**** Listing

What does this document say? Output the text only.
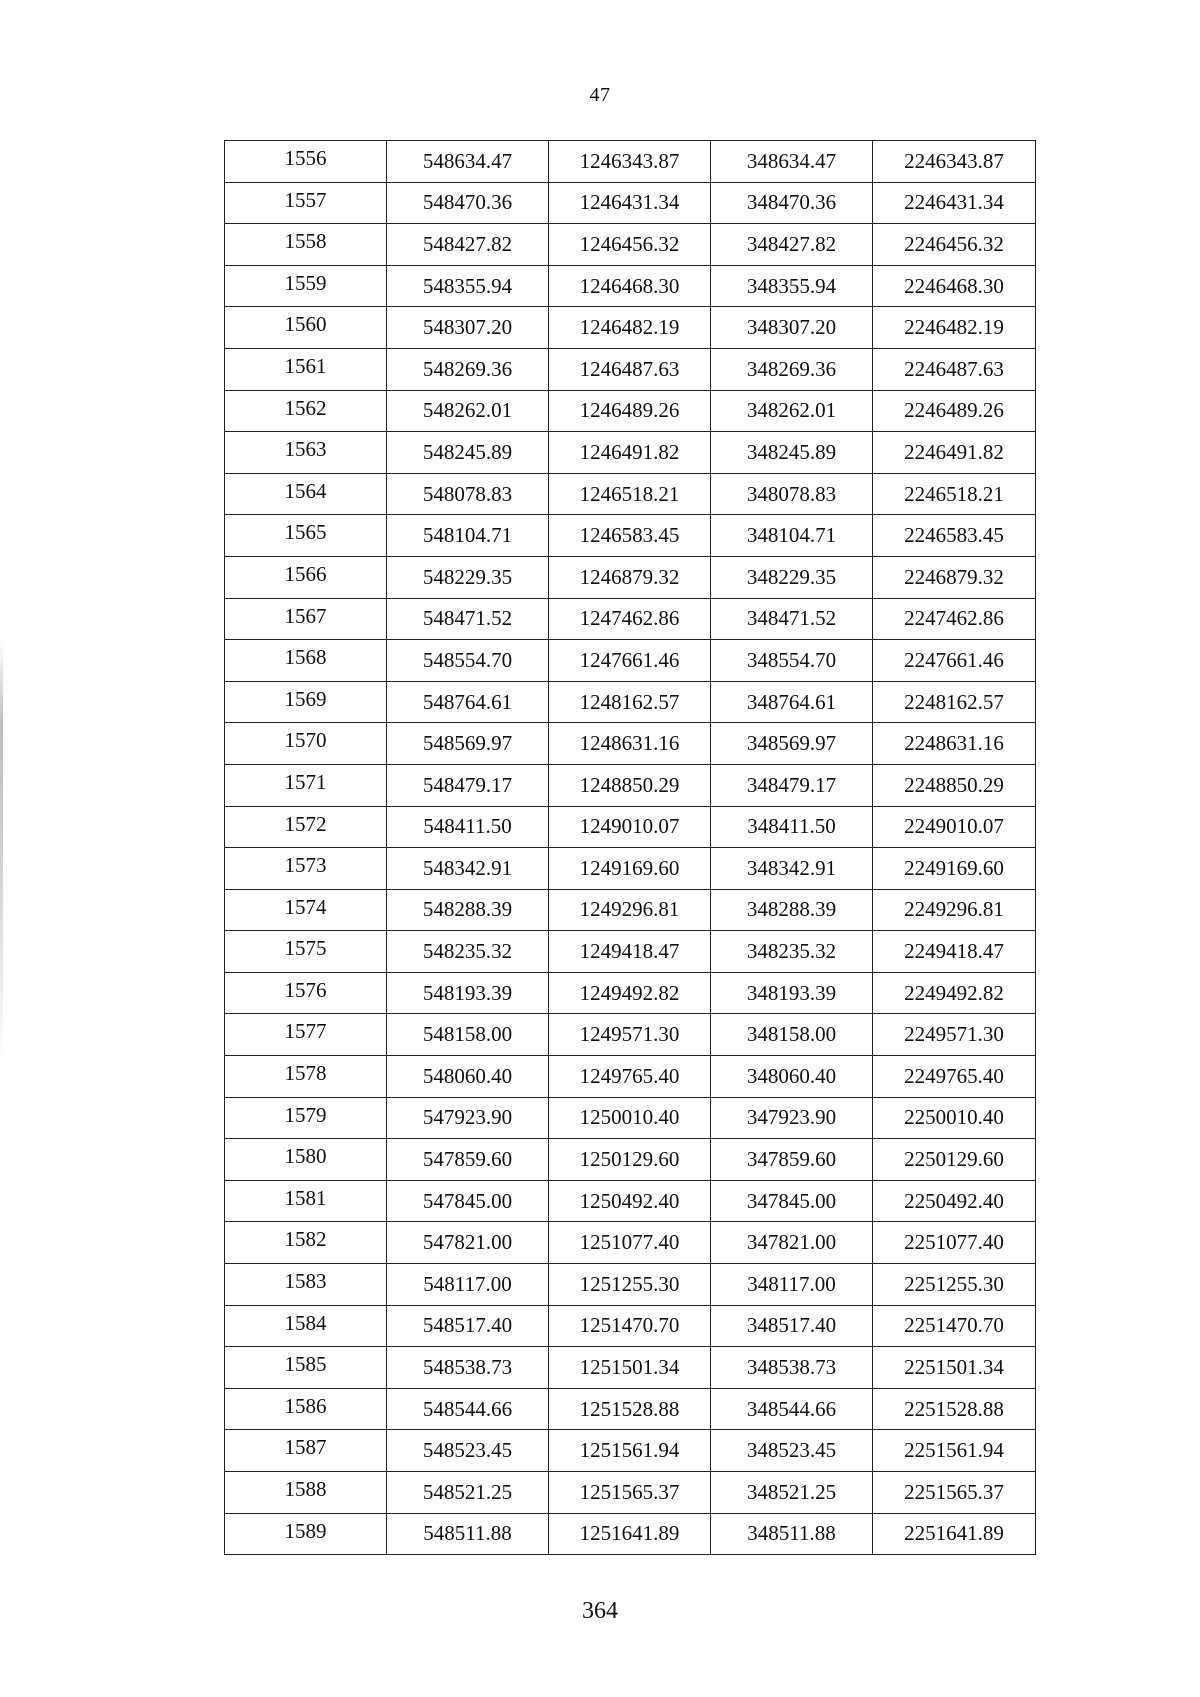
47
1556	548634.47	1246343.87	348634.47	2246343.87
1557	548470.36	1246431.34	348470.36	2246431.34
1558	548427.82	1246456.32	348427.82	2246456.32
1559	548355.94	1246468.30	348355.94	2246468.30
1560	548307.20	1246482.19	348307.20	2246482.19
1561	548269.36	1246487.63	348269.36	2246487.63
1562	548262.01	1246489.26	348262.01	2246489.26
1563	548245.89	1246491.82	348245.89	2246491.82
1564	548078.83	1246518.21	348078.83	2246518.21
1565	548104.71	1246583.45	348104.71	2246583.45
1566	548229.35	1246879.32	348229.35	2246879.32
1567	548471.52	1247462.86	348471.52	2247462.86
1568	548554.70	1247661.46	348554.70	2247661.46
1569	548764.61	1248162.57	348764.61	2248162.57
1570	548569.97	1248631.16	348569.97	2248631.16
1571	548479.17	1248850.29	348479.17	2248850.29
1572	548411.50	1249010.07	348411.50	2249010.07
1573	548342.91	1249169.60	348342.91	2249169.60
1574	548288.39	1249296.81	348288.39	2249296.81
1575	548235.32	1249418.47	348235.32	2249418.47
1576	548193.39	1249492.82	348193.39	2249492.82
1577	548158.00	1249571.30	348158.00	2249571.30
1578	548060.40	1249765.40	348060.40	2249765.40
1579	547923.90	1250010.40	347923.90	2250010.40
1580	547859.60	1250129.60	347859.60	2250129.60
1581	547845.00	1250492.40	347845.00	2250492.40
1582	547821.00	1251077.40	347821.00	2251077.40
1583	548117.00	1251255.30	348117.00	2251255.30
1584	548517.40	1251470.70	348517.40	2251470.70
1585	548538.73	1251501.34	348538.73	2251501.34
1586	548544.66	1251528.88	348544.66	2251528.88
1587	548523.45	1251561.94	348523.45	2251561.94
1588	548521.25	1251565.37	348521.25	2251565.37
1589	548511.88	1251641.89	348511.88	2251641.89
364
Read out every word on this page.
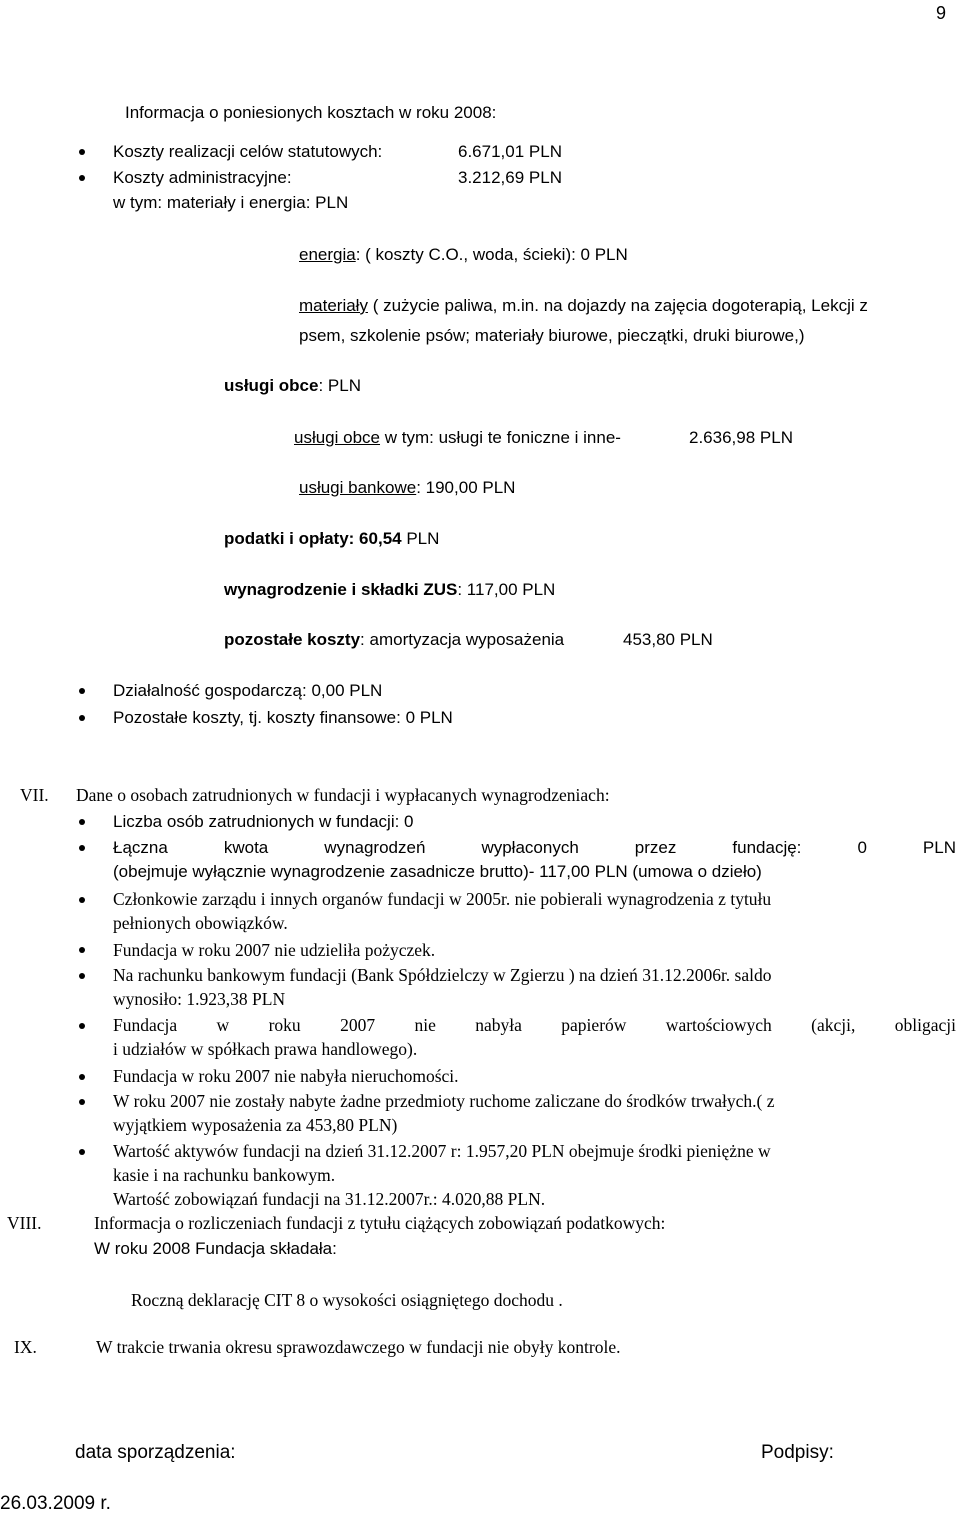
9
Informacja o poniesionych kosztach w roku 2008:
Koszty realizacji celów statutowych:	6.671,01 PLN
Koszty administracyjne:	3.212,69 PLN
w tym: materiały i energia: PLN
energia: ( koszty C.O., woda, ścieki): 0 PLN
materiały ( zużycie paliwa, m.in. na dojazdy na zajęcia dogoterapią, Lekcji z
psem, szkolenie psów; materiały biurowe, pieczątki, druki biurowe,)
usługi obce: PLN
usługi obce w tym: usługi te foniczne i inne-	2.636,98 PLN
usługi bankowe: 190,00 PLN
podatki i opłaty: 60,54 PLN
wynagrodzenie i składki ZUS: 117,00 PLN
pozostałe koszty: amortyzacja wyposażenia	453,80 PLN
Działalność gospodarczą: 0,00 PLN
Pozostałe koszty, tj. koszty finansowe: 0 PLN
VII. Dane o osobach zatrudnionych w fundacji i wypłacanych wynagrodzeniach:
Liczba osób zatrudnionych w fundacji: 0
Łączna kwota wynagrodzeń wypłaconych przez fundację: 0 PLN
(obejmuje wyłącznie wynagrodzenie zasadnicze brutto)- 117,00 PLN (umowa o dzieło)
Członkowie zarządu i innych organów fundacji w 2005r. nie pobierali wynagrodzenia z tytułu
pełnionych obowiązków.
Fundacja w roku 2007 nie udzieliła pożyczek.
Na rachunku bankowym fundacji (Bank Spółdzielczy w Zgierzu ) na dzień 31.12.2006r. saldo
wynosiło: 1.923,38 PLN
Fundacja w roku 2007 nie nabyła papierów wartościowych (akcji, obligacji
i udziałów w spółkach prawa handlowego).
Fundacja w roku 2007 nie nabyła nieruchomości.
W roku 2007 nie zostały nabyte żadne przedmioty ruchome zaliczane do środków trwałych.( z
wyjątkiem wyposażenia za 453,80 PLN)
Wartość aktywów fundacji na dzień 31.12.2007 r: 1.957,20 PLN obejmuje środki pieniężne w
kasie i na rachunku bankowym.
Wartość zobowiązań fundacji na 31.12.2007r.: 4.020,88 PLN.
VIII.	Informacja o rozliczeniach fundacji z tytułu ciążących zobowiązań podatkowych:
W roku 2008 Fundacja składała:
Roczną deklarację CIT 8 o wysokości osiągniętego dochodu .
IX.	W trakcie trwania okresu sprawozdawczego w fundacji nie obyły kontrole.
data sporządzenia:	Podpisy:
26.03.2009 r.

********

> Requirement: Copy out the entries verbatim and leave the images out.

> Complete answer:
What does this document say? Output the text only.
47
1556	548634.47	1246343.87	348634.47	2246343.87
1557	548470.36	1246431.34	348470.36	2246431.34
1558	548427.82	1246456.32	348427.82	2246456.32
1559	548355.94	1246468.30	348355.94	2246468.30
1560	548307.20	1246482.19	348307.20	2246482.19
1561	548269.36	1246487.63	348269.36	2246487.63
1562	548262.01	1246489.26	348262.01	2246489.26
1563	548245.89	1246491.82	348245.89	2246491.82
1564	548078.83	1246518.21	348078.83	2246518.21
1565	548104.71	1246583.45	348104.71	2246583.45
1566	548229.35	1246879.32	348229.35	2246879.32
1567	548471.52	1247462.86	348471.52	2247462.86
1568	548554.70	1247661.46	348554.70	2247661.46
1569	548764.61	1248162.57	348764.61	2248162.57
1570	548569.97	1248631.16	348569.97	2248631.16
1571	548479.17	1248850.29	348479.17	2248850.29
1572	548411.50	1249010.07	348411.50	2249010.07
1573	548342.91	1249169.60	348342.91	2249169.60
1574	548288.39	1249296.81	348288.39	2249296.81
1575	548235.32	1249418.47	348235.32	2249418.47
1576	548193.39	1249492.82	348193.39	2249492.82
1577	548158.00	1249571.30	348158.00	2249571.30
1578	548060.40	1249765.40	348060.40	2249765.40
1579	547923.90	1250010.40	347923.90	2250010.40
1580	547859.60	1250129.60	347859.60	2250129.60
1581	547845.00	1250492.40	347845.00	2250492.40
1582	547821.00	1251077.40	347821.00	2251077.40
1583	548117.00	1251255.30	348117.00	2251255.30
1584	548517.40	1251470.70	348517.40	2251470.70
1585	548538.73	1251501.34	348538.73	2251501.34
1586	548544.66	1251528.88	348544.66	2251528.88
1587	548523.45	1251561.94	348523.45	2251561.94
1588	548521.25	1251565.37	348521.25	2251565.37
1589	548511.88	1251641.89	348511.88	2251641.89
364
Read out every word on this page.
9
Informacja o poniesionych kosztach w roku 2008:
Koszty realizacji celów statutowych:	6.671,01 PLN
Koszty administracyjne:	3.212,69 PLN
w tym: materiały i energia: PLN
energia: ( koszty C.O., woda, ścieki): 0 PLN
materiały ( zużycie paliwa, m.in. na dojazdy na zajęcia dogoterapią, Lekcji z
psem, szkolenie psów; materiały biurowe, pieczątki, druki biurowe,)
usługi obce: PLN
usługi obce w tym: usługi te foniczne i inne-	2.636,98 PLN
usługi bankowe: 190,00 PLN
podatki i opłaty: 60,54 PLN
wynagrodzenie i składki ZUS: 117,00 PLN
pozostałe koszty: amortyzacja wyposażenia	453,80 PLN
Działalność gospodarczą: 0,00 PLN
Pozostałe koszty, tj. koszty finansowe: 0 PLN
VII. Dane o osobach zatrudnionych w fundacji i wypłacanych wynagrodzeniach:
Liczba osób zatrudnionych w fundacji: 0
Łączna kwota wynagrodzeń wypłaconych przez fundację: 0 PLN
(obejmuje wyłącznie wynagrodzenie zasadnicze brutto)- 117,00 PLN (umowa o dzieło)
Członkowie zarządu i innych organów fundacji w 2005r. nie pobierali wynagrodzenia z tytułu
pełnionych obowiązków.
Fundacja w roku 2007 nie udzieliła pożyczek.
Na rachunku bankowym fundacji (Bank Spółdzielczy w Zgierzu ) na dzień 31.12.2006r. saldo
wynosiło: 1.923,38 PLN
Fundacja w roku 2007 nie nabyła papierów wartościowych (akcji, obligacji
i udziałów w spółkach prawa handlowego).
Fundacja w roku 2007 nie nabyła nieruchomości.
W roku 2007 nie zostały nabyte żadne przedmioty ruchome zaliczane do środków trwałych.( z
wyjątkiem wyposażenia za 453,80 PLN)
Wartość aktywów fundacji na dzień 31.12.2007 r: 1.957,20 PLN obejmuje środki pieniężne w
kasie i na rachunku bankowym.
Wartość zobowiązań fundacji na 31.12.2007r.: 4.020,88 PLN.
VIII.	Informacja o rozliczeniach fundacji z tytułu ciążących zobowiązań podatkowych:
W roku 2008 Fundacja składała:
Roczną deklarację CIT 8 o wysokości osiągniętego dochodu .
IX.	W trakcie trwania okresu sprawozdawczego w fundacji nie obyły kontrole.
data sporządzenia:	Podpisy:
26.03.2009 r.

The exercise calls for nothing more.